Provide nothing beyond the count of lines that include the string "Brainard".

** BEGIN Supplied entries **

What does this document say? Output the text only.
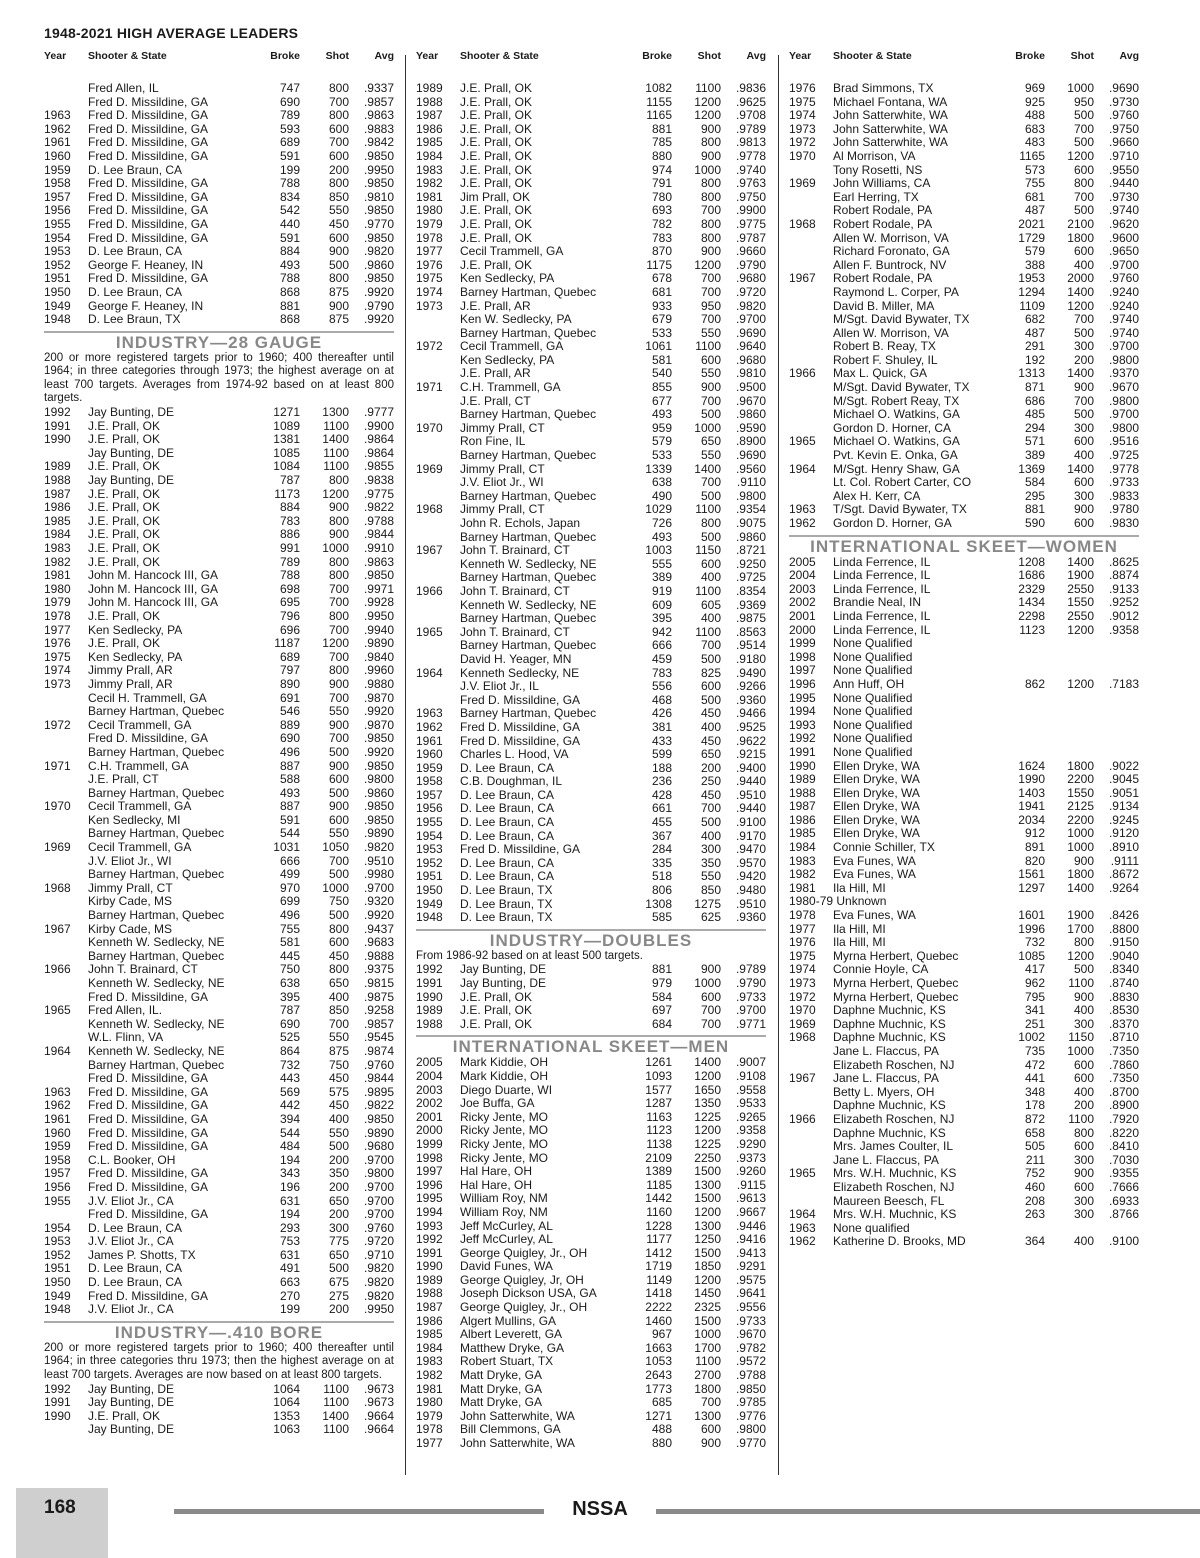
1948-2021 HIGH AVERAGE LEADERS
Year	Shooter & State	Broke	Shot	Avg
Fred Allen, IL	747	800	.9337
Fred D. Missildine, GA	690	700	.9857
1963	Fred D. Missildine, GA	789	800	.9863
1962	Fred D. Missildine, GA	593	600	.9883
1961	Fred D. Missildine, GA	689	700	.9842
1960	Fred D. Missildine, GA	591	600	.9850
1959	D. Lee Braun, CA	199	200	.9950
1958	Fred D. Missildine, GA	788	800	.9850
1957	Fred D. Missildine, GA	834	850	.9810
1956	Fred D. Missildine, GA	542	550	.9850
1955	Fred D. Missildine, GA	440	450	.9770
1954	Fred D. Missildine, GA	591	600	.9850
1953	D. Lee Braun, CA	884	900	.9820
1952	George F. Heaney, IN	493	500	.9860
1951	Fred D. Missildine, GA	788	800	.9850
1950	D. Lee Braun, CA	868	875	.9920
1949	George F. Heaney, IN	881	900	.9790
1948	D. Lee Braun, TX	868	875	.9920
INDUSTRY—28 GAUGE
200 or more registered targets prior to 1960; 400 thereafter until 1964; in three categories through 1973; the highest average on at least 700 targets. Averages from 1974-92 based on at least 800 targets.
1992	Jay Bunting, DE	1271	1300	.9777
1991	J.E. Prall, OK	1089	1100	.9900
1990	J.E. Prall, OK	1381	1400	.9864
Jay Bunting, DE	1085	1100	.9864
1989	J.E. Prall, OK	1084	1100	.9855
1988	Jay Bunting, DE	787	800	.9838
1987	J.E. Prall, OK	1173	1200	.9775
1986	J.E. Prall, OK	884	900	.9822
1985	J.E. Prall, OK	783	800	.9788
1984	J.E. Prall, OK	886	900	.9844
1983	J.E. Prall, OK	991	1000	.9910
1982	J.E. Prall, OK	789	800	.9863
1981	John M. Hancock III, GA	788	800	.9850
1980	John M. Hancock III, GA	698	700	.9971
1979	John M. Hancock III, GA	695	700	.9928
1978	J.E. Prall, OK	796	800	.9950
1977	Ken Sedlecky, PA	696	700	.9940
1976	J.E. Prall, OK	1187	1200	.9890
1975	Ken Sedlecky, PA	689	700	.9840
1974	Jimmy Prall, AR	797	800	.9960
1973	Jimmy Prall, AR	890	900	.9880
Cecil H. Trammell, GA	691	700	.9870
Barney Hartman, Quebec	546	550	.9920
1972	Cecil Trammell, GA	889	900	.9870
Fred D. Missildine, GA	690	700	.9850
Barney Hartman, Quebec	496	500	.9920
1971	C.H. Trammell, GA	887	900	.9850
J.E. Prall, CT	588	600	.9800
Barney Hartman, Quebec	493	500	.9860
1970	Cecil Trammell, GA	887	900	.9850
Ken Sedlecky, MI	591	600	.9850
Barney Hartman, Quebec	544	550	.9890
1969	Cecil Trammell, GA	1031	1050	.9820
J.V. Eliot Jr., WI	666	700	.9510
Barney Hartman, Quebec	499	500	.9980
1968	Jimmy Prall, CT	970	1000	.9700
Kirby Cade, MS	699	750	.9320
Barney Hartman, Quebec	496	500	.9920
1967	Kirby Cade, MS	755	800	.9437
Kenneth W. Sedlecky, NE	581	600	.9683
Barney Hartman, Quebec	445	450	.9888
1966	John T. Brainard, CT	750	800	.9375
Kenneth W. Sedlecky, NE	638	650	.9815
Fred D. Missildine, GA	395	400	.9875
1965	Fred Allen, IL.	787	850	.9258
Kenneth W. Sedlecky, NE	690	700	.9857
W.L. Flinn, VA	525	550	.9545
1964	Kenneth W. Sedlecky, NE	864	875	.9874
Barney Hartman, Quebec	732	750	.9760
Fred D. Missildine, GA	443	450	.9844
1963	Fred D. Missildine, GA	569	575	.9895
1962	Fred D. Missildine, GA	442	450	.9822
1961	Fred D. Missildine, GA	394	400	.9850
1960	Fred D. Missildine, GA	544	550	.9890
1959	Fred D. Missildine, GA	484	500	.9680
1958	C.L. Booker, OH	194	200	.9700
1957	Fred D. Missildine, GA	343	350	.9800
1956	Fred D. Missildine, GA	196	200	.9700
1955	J.V. Eliot Jr., CA	631	650	.9700
Fred D. Missildine, GA	194	200	.9700
1954	D. Lee Braun, CA	293	300	.9760
1953	J.V. Eliot Jr., CA	753	775	.9720
1952	James P. Shotts, TX	631	650	.9710
1951	D. Lee Braun, CA	491	500	.9820
1950	D. Lee Braun, CA	663	675	.9820
1949	Fred D. Missildine, GA	270	275	.9820
1948	J.V. Eliot Jr., CA	199	200	.9950
INDUSTRY—.410 BORE
200 or more registered targets prior to 1960; 400 thereafter until 1964; in three categories thru 1973; then the highest average on at least 700 targets. Averages are now based on at least 800 targets.
1992	Jay Bunting, DE	1064	1100	.9673
1991	Jay Bunting, DE	1064	1100	.9673
1990	J.E. Prall, OK	1353	1400	.9664
Jay Bunting, DE	1063	1100	.9664
Year	Shooter & State	Broke	Shot	Avg
1989	J.E. Prall, OK	1082	1100	.9836
1988	J.E. Prall, OK	1155	1200	.9625
1987	J.E. Prall, OK	1165	1200	.9708
1986	J.E. Prall, OK	881	900	.9789
1985	J.E. Prall, OK	785	800	.9813
1984	J.E. Prall, OK	880	900	.9778
1983	J.E. Prall, OK	974	1000	.9740
1982	J.E. Prall, OK	791	800	.9763
1981	Jim Prall, OK	780	800	.9750
1980	J.E. Prall, OK	693	700	.9900
1979	J.E. Prall, OK	782	800	.9775
1978	J.E. Prall, OK	783	800	.9787
1977	Cecil Trammell, GA	870	900	.9660
1976	J.E. Prall, OK	1175	1200	.9790
1975	Ken Sedlecky, PA	678	700	.9680
1974	Barney Hartman, Quebec	681	700	.9720
1973	J.E. Prall, AR	933	950	.9820
Ken W. Sedlecky, PA	679	700	.9700
Barney Hartman, Quebec	533	550	.9690
1972	Cecil Trammell, GA	1061	1100	.9640
Ken Sedlecky, PA	581	600	.9680
J.E. Prall, AR	540	550	.9810
1971	C.H. Trammell, GA	855	900	.9500
J.E. Prall, CT	677	700	.9670
Barney Hartman, Quebec	493	500	.9860
1970	Jimmy Prall, CT	959	1000	.9590
Ron Fine, IL	579	650	.8900
Barney Hartman, Quebec	533	550	.9690
1969	Jimmy Prall, CT	1339	1400	.9560
J.V. Eliot Jr., WI	638	700	.9110
Barney Hartman, Quebec	490	500	.9800
1968	Jimmy Prall, CT	1029	1100	.9354
John R. Echols, Japan	726	800	.9075
Barney Hartman, Quebec	493	500	.9860
1967	John T. Brainard, CT	1003	1150	.8721
Kenneth W. Sedlecky, NE	555	600	.9250
Barney Hartman, Quebec	389	400	.9725
1966	John T. Brainard, CT	919	1100	.8354
Kenneth W. Sedlecky, NE	609	605	.9369
Barney Hartman, Quebec	395	400	.9875
1965	John T. Brainard, CT	942	1100	.8563
Barney Hartman, Quebec	666	700	.9514
David H. Yeager, MN	459	500	.9180
1964	Kenneth Sedlecky, NE	783	825	.9490
J.V. Eliot Jr., IL	556	600	.9266
Fred D. Missildine, GA	468	500	.9360
1963	Barney Hartman, Quebec	426	450	.9466
1962	Fred D. Missildine, GA	381	400	.9525
1961	Fred D. Missildine, GA	433	450	.9622
1960	Charles L. Hood, VA	599	650	.9215
1959	D. Lee Braun, CA	188	200	.9400
1958	C.B. Doughman, IL	236	250	.9440
1957	D. Lee Braun, CA	428	450	.9510
1956	D. Lee Braun, CA	661	700	.9440
1955	D. Lee Braun, CA	455	500	.9100
1954	D. Lee Braun, CA	367	400	.9170
1953	Fred D. Missildine, GA	284	300	.9470
1952	D. Lee Braun, CA	335	350	.9570
1951	D. Lee Braun, CA	518	550	.9420
1950	D. Lee Braun, TX	806	850	.9480
1949	D. Lee Braun, TX	1308	1275	.9510
1948	D. Lee Braun, TX	585	625	.9360
INDUSTRY—DOUBLES
From 1986-92 based on at least 500 targets.
1992	Jay Bunting, DE	881	900	.9789
1991	Jay Bunting, DE	979	1000	.9790
1990	J.E. Prall, OK	584	600	.9733
1989	J.E. Prall, OK	697	700	.9700
1988	J.E. Prall, OK	684	700	.9771
INTERNATIONAL SKEET—MEN
2005	Mark Kiddie, OH	1261	1400	.9007
2004	Mark Kiddie, OH	1093	1200	.9108
2003	Diego Duarte, WI	1577	1650	.9558
2002	Joe Buffa, GA	1287	1350	.9533
2001	Ricky Jente, MO	1163	1225	.9265
2000	Ricky Jente, MO	1123	1200	.9358
1999	Ricky Jente, MO	1138	1225	.9290
1998	Ricky Jente, MO	2109	2250	.9373
1997	Hal Hare, OH	1389	1500	.9260
1996	Hal Hare, OH	1185	1300	.9115
1995	William Roy, NM	1442	1500	.9613
1994	William Roy, NM	1160	1200	.9667
1993	Jeff McCurley, AL	1228	1300	.9446
1992	Jeff McCurley, AL	1177	1250	.9416
1991	George Quigley, Jr., OH	1412	1500	.9413
1990	David Funes, WA	1719	1850	.9291
1989	George Quigley, Jr, OH	1149	1200	.9575
1988	Joseph Dickson USA, GA	1418	1450	.9641
1987	George Quigley, Jr., OH	2222	2325	.9556
1986	Algert Mullins, GA	1460	1500	.9733
1985	Albert Leverett, GA	967	1000	.9670
1984	Matthew Dryke, GA	1663	1700	.9782
1983	Robert Stuart, TX	1053	1100	.9572
1982	Matt Dryke, GA	2643	2700	.9788
1981	Matt Dryke, GA	1773	1800	.9850
1980	Matt Dryke, GA	685	700	.9785
1979	John Satterwhite, WA	1271	1300	.9776
1978	Bill Clemmons, GA	488	600	.9800
1977	John Satterwhite, WA	880	900	.9770
Year	Shooter & State	Broke	Shot	Avg
1976	Brad Simmons, TX	969	1000	.9690
1975	Michael Fontana, WA	925	950	.9730
1974	John Satterwhite, WA	488	500	.9760
1973	John Satterwhite, WA	683	700	.9750
1972	John Satterwhite, WA	483	500	.9660
1970	Al Morrison, VA	1165	1200	.9710
Tony Rosetti, NS	573	600	.9550
1969	John Williams, CA	755	800	.9440
Earl Herring, TX	681	700	.9730
Robert Rodale, PA	487	500	.9740
1968	Robert Rodale, PA	2021	2100	.9620
Allen W. Morrison, VA	1729	1800	.9600
Richard Foronato, GA	579	600	.9650
Allen F. Buntrock, NV	388	400	.9700
1967	Robert Rodale, PA	1953	2000	.9760
Raymond L. Corper, PA	1294	1400	.9240
David B. Miller, MA	1109	1200	.9240
M/Sgt. David Bywater, TX	682	700	.9740
Allen W. Morrison, VA	487	500	.9740
Robert B. Reay, TX	291	300	.9700
Robert F. Shuley, IL	192	200	.9800
1966	Max L. Quick, GA	1313	1400	.9370
M/Sgt. David Bywater, TX	871	900	.9670
M/Sgt. Robert Reay, TX	686	700	.9800
Michael O. Watkins, GA	485	500	.9700
Gordon D. Horner, CA	294	300	.9800
1965	Michael O. Watkins, GA	571	600	.9516
Pvt. Kevin E. Onka, GA	389	400	.9725
1964	M/Sgt. Henry Shaw, GA	1369	1400	.9778
Lt. Col. Robert Carter, CO	584	600	.9733
Alex H. Kerr, CA	295	300	.9833
1963	T/Sgt. David Bywater, TX	881	900	.9780
1962	Gordon D. Horner, GA	590	600	.9830
INTERNATIONAL SKEET—WOMEN
2005	Linda Ferrence, IL	1208	1400	.8625
2004	Linda Ferrence, IL	1686	1900	.8874
2003	Linda Ferrence, IL	2329	2550	.9133
2002	Brandie Neal, IN	1434	1550	.9252
2001	Linda Ferrence, IL	2298	2550	.9012
2000	Linda Ferrence, IL	1123	1200	.9358
1999	None Qualified
1998	None Qualified
1997	None Qualified
1996	Ann Huff, OH	862	1200	.7183
1995	None Qualified
1994	None Qualified
1993	None Qualified
1992	None Qualified
1991	None Qualified
1990	Ellen Dryke, WA	1624	1800	.9022
1989	Ellen Dryke, WA	1990	2200	.9045
1988	Ellen Dryke, WA	1403	1550	.9051
1987	Ellen Dryke, WA	1941	2125	.9134
1986	Ellen Dryke, WA	2034	2200	.9245
1985	Ellen Dryke, WA	912	1000	.9120
1984	Connie Schiller, TX	891	1000	.8910
1983	Eva Funes, WA	820	900	.9111
1982	Eva Funes, WA	1561	1800	.8672
1981	Ila Hill, MI	1297	1400	.9264
1980-79 Unknown
1978	Eva Funes, WA	1601	1900	.8426
1977	Ila Hill, MI	1996	1700	.8800
1976	Ila Hill, MI	732	800	.9150
1975	Myrna Herbert, Quebec	1085	1200	.9040
1974	Connie Hoyle, CA	417	500	.8340
1973	Myrna Herbert, Quebec	962	1100	.8740
1972	Myrna Herbert, Quebec	795	900	.8830
1970	Daphne Muchnic, KS	341	400	.8530
1969	Daphne Muchnic, KS	251	300	.8370
1968	Daphne Muchnic, KS	1002	1150	.8710
Jane L. Flaccus, PA	735	1000	.7350
Elizabeth Roschen, NJ	472	600	.7860
1967	Jane L. Flaccus, PA	441	600	.7350
Betty L. Myers, OH	348	400	.8700
Daphne Muchnic, KS	178	200	.8900
1966	Elizabeth Roschen, NJ	872	1100	.7920
Daphne Muchnic, KS	658	800	.8220
Mrs. James Coulter, IL	505	600	.8410
Jane L. Flaccus, PA	211	300	.7030
1965	Mrs. W.H. Muchnic, KS	752	900	.9355
Elizabeth Roschen, NJ	460	600	.7666
Maureen Beesch, FL	208	300	.6933
1964	Mrs. W.H. Muchnic, KS	263	300	.8766
1963	None qualified
1962	Katherine D. Brooks, MD	364	400	.9100
168	NSSA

** END Supplied entries **

Problem solution.
4